Problem to solve » Retype the records that come next, word for word.

Supplied information »
——————————

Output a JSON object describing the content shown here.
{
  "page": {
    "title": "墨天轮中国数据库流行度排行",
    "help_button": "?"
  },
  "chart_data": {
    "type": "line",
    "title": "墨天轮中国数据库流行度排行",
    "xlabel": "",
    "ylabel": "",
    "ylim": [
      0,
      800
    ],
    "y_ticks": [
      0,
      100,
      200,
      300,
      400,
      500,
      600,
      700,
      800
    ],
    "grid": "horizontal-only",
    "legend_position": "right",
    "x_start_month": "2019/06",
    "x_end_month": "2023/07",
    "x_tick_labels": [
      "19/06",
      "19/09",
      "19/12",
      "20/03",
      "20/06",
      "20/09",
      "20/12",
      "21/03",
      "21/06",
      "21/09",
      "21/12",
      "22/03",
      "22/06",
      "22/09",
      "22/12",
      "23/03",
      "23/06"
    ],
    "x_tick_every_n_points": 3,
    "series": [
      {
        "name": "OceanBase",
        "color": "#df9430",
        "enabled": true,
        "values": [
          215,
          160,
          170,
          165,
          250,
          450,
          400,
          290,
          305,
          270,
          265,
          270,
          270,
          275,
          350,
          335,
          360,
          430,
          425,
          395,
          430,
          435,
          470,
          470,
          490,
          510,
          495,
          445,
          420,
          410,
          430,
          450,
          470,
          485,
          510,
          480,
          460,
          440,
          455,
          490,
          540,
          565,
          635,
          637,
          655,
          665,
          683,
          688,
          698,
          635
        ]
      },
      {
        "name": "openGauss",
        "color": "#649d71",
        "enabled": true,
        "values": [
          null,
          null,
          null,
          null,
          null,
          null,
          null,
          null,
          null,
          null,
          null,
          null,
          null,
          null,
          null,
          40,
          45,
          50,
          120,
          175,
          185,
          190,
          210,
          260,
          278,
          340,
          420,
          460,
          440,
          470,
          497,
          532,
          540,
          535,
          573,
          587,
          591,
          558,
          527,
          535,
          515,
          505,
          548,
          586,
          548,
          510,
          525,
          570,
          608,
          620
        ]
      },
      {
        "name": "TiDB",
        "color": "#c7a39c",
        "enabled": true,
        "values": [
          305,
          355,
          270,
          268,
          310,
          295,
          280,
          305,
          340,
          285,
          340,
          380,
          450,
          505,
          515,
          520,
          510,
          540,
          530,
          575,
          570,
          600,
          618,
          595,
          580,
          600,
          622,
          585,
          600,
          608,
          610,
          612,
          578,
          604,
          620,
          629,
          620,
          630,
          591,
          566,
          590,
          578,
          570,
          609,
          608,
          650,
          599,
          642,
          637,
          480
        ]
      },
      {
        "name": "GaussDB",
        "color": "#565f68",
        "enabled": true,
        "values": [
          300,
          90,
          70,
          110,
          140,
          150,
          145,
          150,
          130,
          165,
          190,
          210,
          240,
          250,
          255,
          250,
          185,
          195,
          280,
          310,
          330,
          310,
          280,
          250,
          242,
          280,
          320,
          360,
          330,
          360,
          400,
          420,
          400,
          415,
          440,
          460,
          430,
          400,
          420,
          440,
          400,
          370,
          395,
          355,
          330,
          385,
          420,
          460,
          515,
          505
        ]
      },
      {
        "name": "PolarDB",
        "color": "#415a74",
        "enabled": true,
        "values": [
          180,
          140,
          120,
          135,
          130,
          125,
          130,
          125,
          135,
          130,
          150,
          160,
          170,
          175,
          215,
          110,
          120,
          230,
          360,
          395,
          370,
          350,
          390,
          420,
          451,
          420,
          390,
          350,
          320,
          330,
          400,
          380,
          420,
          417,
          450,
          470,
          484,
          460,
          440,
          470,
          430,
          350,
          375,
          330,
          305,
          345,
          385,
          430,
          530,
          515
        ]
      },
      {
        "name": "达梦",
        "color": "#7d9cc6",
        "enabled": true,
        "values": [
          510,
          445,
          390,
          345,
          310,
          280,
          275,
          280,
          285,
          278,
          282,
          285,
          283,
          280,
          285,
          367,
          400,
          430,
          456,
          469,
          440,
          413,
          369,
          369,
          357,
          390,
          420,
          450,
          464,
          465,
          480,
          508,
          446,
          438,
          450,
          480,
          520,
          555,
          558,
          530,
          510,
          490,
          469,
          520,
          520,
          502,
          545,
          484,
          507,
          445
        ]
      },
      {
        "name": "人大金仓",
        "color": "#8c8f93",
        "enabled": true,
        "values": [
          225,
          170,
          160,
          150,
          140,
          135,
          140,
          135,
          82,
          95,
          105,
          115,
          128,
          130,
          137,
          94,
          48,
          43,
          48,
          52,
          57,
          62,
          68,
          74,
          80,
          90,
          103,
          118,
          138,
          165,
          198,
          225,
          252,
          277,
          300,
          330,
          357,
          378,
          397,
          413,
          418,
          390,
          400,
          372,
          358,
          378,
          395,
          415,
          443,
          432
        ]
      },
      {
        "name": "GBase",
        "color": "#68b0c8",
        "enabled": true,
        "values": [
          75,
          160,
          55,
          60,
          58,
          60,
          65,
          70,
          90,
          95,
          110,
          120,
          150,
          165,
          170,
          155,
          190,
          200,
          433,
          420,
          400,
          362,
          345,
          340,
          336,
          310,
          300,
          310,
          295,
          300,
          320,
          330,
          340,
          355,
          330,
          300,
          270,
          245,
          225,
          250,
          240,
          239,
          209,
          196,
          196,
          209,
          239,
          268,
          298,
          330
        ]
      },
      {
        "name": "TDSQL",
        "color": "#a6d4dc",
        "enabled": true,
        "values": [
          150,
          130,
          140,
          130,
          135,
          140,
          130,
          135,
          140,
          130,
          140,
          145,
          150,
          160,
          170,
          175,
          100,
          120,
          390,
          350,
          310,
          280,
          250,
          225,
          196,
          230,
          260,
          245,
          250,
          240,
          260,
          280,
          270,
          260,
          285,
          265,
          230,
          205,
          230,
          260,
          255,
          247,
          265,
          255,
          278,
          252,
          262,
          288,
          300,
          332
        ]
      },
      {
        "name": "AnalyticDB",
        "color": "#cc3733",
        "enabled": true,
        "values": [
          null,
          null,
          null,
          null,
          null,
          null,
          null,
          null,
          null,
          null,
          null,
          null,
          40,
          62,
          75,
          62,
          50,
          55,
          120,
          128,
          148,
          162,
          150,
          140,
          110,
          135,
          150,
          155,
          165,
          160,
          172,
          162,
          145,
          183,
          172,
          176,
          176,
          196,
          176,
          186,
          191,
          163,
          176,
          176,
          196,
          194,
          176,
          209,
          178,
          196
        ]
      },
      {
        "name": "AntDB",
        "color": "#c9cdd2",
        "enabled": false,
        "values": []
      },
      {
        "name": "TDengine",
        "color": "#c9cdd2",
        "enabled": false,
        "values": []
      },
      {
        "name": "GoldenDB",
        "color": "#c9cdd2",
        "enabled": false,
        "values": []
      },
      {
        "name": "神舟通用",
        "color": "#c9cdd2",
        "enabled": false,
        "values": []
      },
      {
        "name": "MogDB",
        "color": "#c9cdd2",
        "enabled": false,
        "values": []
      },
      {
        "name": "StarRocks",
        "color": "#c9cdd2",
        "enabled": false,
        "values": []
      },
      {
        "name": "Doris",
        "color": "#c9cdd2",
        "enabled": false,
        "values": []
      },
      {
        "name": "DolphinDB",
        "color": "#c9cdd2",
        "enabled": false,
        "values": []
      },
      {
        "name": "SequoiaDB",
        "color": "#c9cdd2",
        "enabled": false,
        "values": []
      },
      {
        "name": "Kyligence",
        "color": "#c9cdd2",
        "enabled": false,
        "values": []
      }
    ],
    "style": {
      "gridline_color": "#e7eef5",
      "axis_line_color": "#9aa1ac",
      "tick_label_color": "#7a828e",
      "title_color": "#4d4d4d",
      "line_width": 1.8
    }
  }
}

——————————

Task output »
Output a JSON object describing the content shown here.
{
  "page": {
    "title": "墨天轮中国数据库流行度排行",
    "help_button": "?"
  },
  "chart_data": {
    "type": "line",
    "title": "墨天轮中国数据库流行度排行",
    "xlabel": "",
    "ylabel": "",
    "ylim": [
      0,
      800
    ],
    "y_ticks": [
      0,
      100,
      200,
      300,
      400,
      500,
      600,
      700,
      800
    ],
    "grid": "horizontal-only",
    "legend_position": "right",
    "x_start_month": "2019/06",
    "x_end_month": "2023/07",
    "x_tick_labels": [
      "19/06",
      "19/09",
      "19/12",
      "20/03",
      "20/06",
      "20/09",
      "20/12",
      "21/03",
      "21/06",
      "21/09",
      "21/12",
      "22/03",
      "22/06",
      "22/09",
      "22/12",
      "23/03",
      "23/06"
    ],
    "x_tick_every_n_points": 3,
    "series": [
      {
        "name": "OceanBase",
        "color": "#df9430",
        "enabled": true,
        "values": [
          215,
          160,
          170,
          165,
          250,
          450,
          400,
          290,
          305,
          270,
          265,
          270,
          270,
          275,
          350,
          335,
          360,
          430,
          425,
          395,
          430,
          435,
          470,
          470,
          490,
          510,
          495,
          445,
          420,
          410,
          430,
          450,
          470,
          485,
          510,
          480,
          460,
          440,
          455,
          490,
          540,
          565,
          635,
          637,
          655,
          665,
          683,
          688,
          698,
          635
        ]
      },
      {
        "name": "openGauss",
        "color": "#649d71",
        "enabled": true,
        "values": [
          null,
          null,
          null,
          null,
          null,
          null,
          null,
          null,
          null,
          null,
          null,
          null,
          null,
          null,
          null,
          40,
          45,
          50,
          120,
          175,
          185,
          190,
          210,
          260,
          278,
          340,
          420,
          460,
          440,
          470,
          497,
          532,
          540,
          535,
          573,
          587,
          591,
          558,
          527,
          535,
          515,
          505,
          548,
          586,
          548,
          510,
          525,
          570,
          608,
          620
        ]
      },
      {
        "name": "TiDB",
        "color": "#c7a39c",
        "enabled": true,
        "values": [
          305,
          355,
          270,
          268,
          310,
          295,
          280,
          305,
          340,
          285,
          340,
          380,
          450,
          505,
          515,
          520,
          510,
          540,
          530,
          575,
          570,
          600,
          618,
          595,
          580,
          600,
          622,
          585,
          600,
          608,
          610,
          612,
          578,
          604,
          620,
          629,
          620,
          630,
          591,
          566,
          590,
          578,
          570,
          609,
          608,
          650,
          599,
          642,
          637,
          480
        ]
      },
      {
        "name": "GaussDB",
        "color": "#565f68",
        "enabled": true,
        "values": [
          300,
          90,
          70,
          110,
          140,
          150,
          145,
          150,
          130,
          165,
          190,
          210,
          240,
          250,
          255,
          250,
          185,
          195,
          280,
          310,
          330,
          310,
          280,
          250,
          242,
          280,
          320,
          360,
          330,
          360,
          400,
          420,
          400,
          415,
          440,
          460,
          430,
          400,
          420,
          440,
          400,
          370,
          395,
          355,
          330,
          385,
          420,
          460,
          515,
          505
        ]
      },
      {
        "name": "PolarDB",
        "color": "#415a74",
        "enabled": true,
        "values": [
          180,
          140,
          120,
          135,
          130,
          125,
          130,
          125,
          135,
          130,
          150,
          160,
          170,
          175,
          215,
          110,
          120,
          230,
          360,
          395,
          370,
          350,
          390,
          420,
          451,
          420,
          390,
          350,
          320,
          330,
          400,
          380,
          420,
          417,
          450,
          470,
          484,
          460,
          440,
          470,
          430,
          350,
          375,
          330,
          305,
          345,
          385,
          430,
          530,
          515
        ]
      },
      {
        "name": "达梦",
        "color": "#7d9cc6",
        "enabled": true,
        "values": [
          510,
          445,
          390,
          345,
          310,
          280,
          275,
          280,
          285,
          278,
          282,
          285,
          283,
          280,
          285,
          367,
          400,
          430,
          456,
          469,
          440,
          413,
          369,
          369,
          357,
          390,
          420,
          450,
          464,
          465,
          480,
          508,
          446,
          438,
          450,
          480,
          520,
          555,
          558,
          530,
          510,
          490,
          469,
          520,
          520,
          502,
          545,
          484,
          507,
          445
        ]
      },
      {
        "name": "人大金仓",
        "color": "#8c8f93",
        "enabled": true,
        "values": [
          225,
          170,
          160,
          150,
          140,
          135,
          140,
          135,
          82,
          95,
          105,
          115,
          128,
          130,
          137,
          94,
          48,
          43,
          48,
          52,
          57,
          62,
          68,
          74,
          80,
          90,
          103,
          118,
          138,
          165,
          198,
          225,
          252,
          277,
          300,
          330,
          357,
          378,
          397,
          413,
          418,
          390,
          400,
          372,
          358,
          378,
          395,
          415,
          443,
          432
        ]
      },
      {
        "name": "GBase",
        "color": "#68b0c8",
        "enabled": true,
        "values": [
          75,
          160,
          55,
          60,
          58,
          60,
          65,
          70,
          90,
          95,
          110,
          120,
          150,
          165,
          170,
          155,
          190,
          200,
          433,
          420,
          400,
          362,
          345,
          340,
          336,
          310,
          300,
          310,
          295,
          300,
          320,
          330,
          340,
          355,
          330,
          300,
          270,
          245,
          225,
          250,
          240,
          239,
          209,
          196,
          196,
          209,
          239,
          268,
          298,
          330
        ]
      },
      {
        "name": "TDSQL",
        "color": "#a6d4dc",
        "enabled": true,
        "values": [
          150,
          130,
          140,
          130,
          135,
          140,
          130,
          135,
          140,
          130,
          140,
          145,
          150,
          160,
          170,
          175,
          100,
          120,
          390,
          350,
          310,
          280,
          250,
          225,
          196,
          230,
          260,
          245,
          250,
          240,
          260,
          280,
          270,
          260,
          285,
          265,
          230,
          205,
          230,
          260,
          255,
          247,
          265,
          255,
          278,
          252,
          262,
          288,
          300,
          332
        ]
      },
      {
        "name": "AnalyticDB",
        "color": "#cc3733",
        "enabled": true,
        "values": [
          null,
          null,
          null,
          null,
          null,
          null,
          null,
          null,
          null,
          null,
          null,
          null,
          40,
          62,
          75,
          62,
          50,
          55,
          120,
          128,
          148,
          162,
          150,
          140,
          110,
          135,
          150,
          155,
          165,
          160,
          172,
          162,
          145,
          183,
          172,
          176,
          176,
          196,
          176,
          186,
          191,
          163,
          176,
          176,
          196,
          194,
          176,
          209,
          178,
          196
        ]
      },
      {
        "name": "AntDB",
        "color": "#c9cdd2",
        "enabled": false,
        "values": []
      },
      {
        "name": "TDengine",
        "color": "#c9cdd2",
        "enabled": false,
        "values": []
      },
      {
        "name": "GoldenDB",
        "color": "#c9cdd2",
        "enabled": false,
        "values": []
      },
      {
        "name": "神舟通用",
        "color": "#c9cdd2",
        "enabled": false,
        "values": []
      },
      {
        "name": "MogDB",
        "color": "#c9cdd2",
        "enabled": false,
        "values": []
      },
      {
        "name": "StarRocks",
        "color": "#c9cdd2",
        "enabled": false,
        "values": []
      },
      {
        "name": "Doris",
        "color": "#c9cdd2",
        "enabled": false,
        "values": []
      },
      {
        "name": "DolphinDB",
        "color": "#c9cdd2",
        "enabled": false,
        "values": []
      },
      {
        "name": "SequoiaDB",
        "color": "#c9cdd2",
        "enabled": false,
        "values": []
      },
      {
        "name": "Kyligence",
        "color": "#c9cdd2",
        "enabled": false,
        "values": []
      }
    ],
    "style": {
      "gridline_color": "#e7eef5",
      "axis_line_color": "#9aa1ac",
      "tick_label_color": "#7a828e",
      "title_color": "#4d4d4d",
      "line_width": 1.8
    }
  }
}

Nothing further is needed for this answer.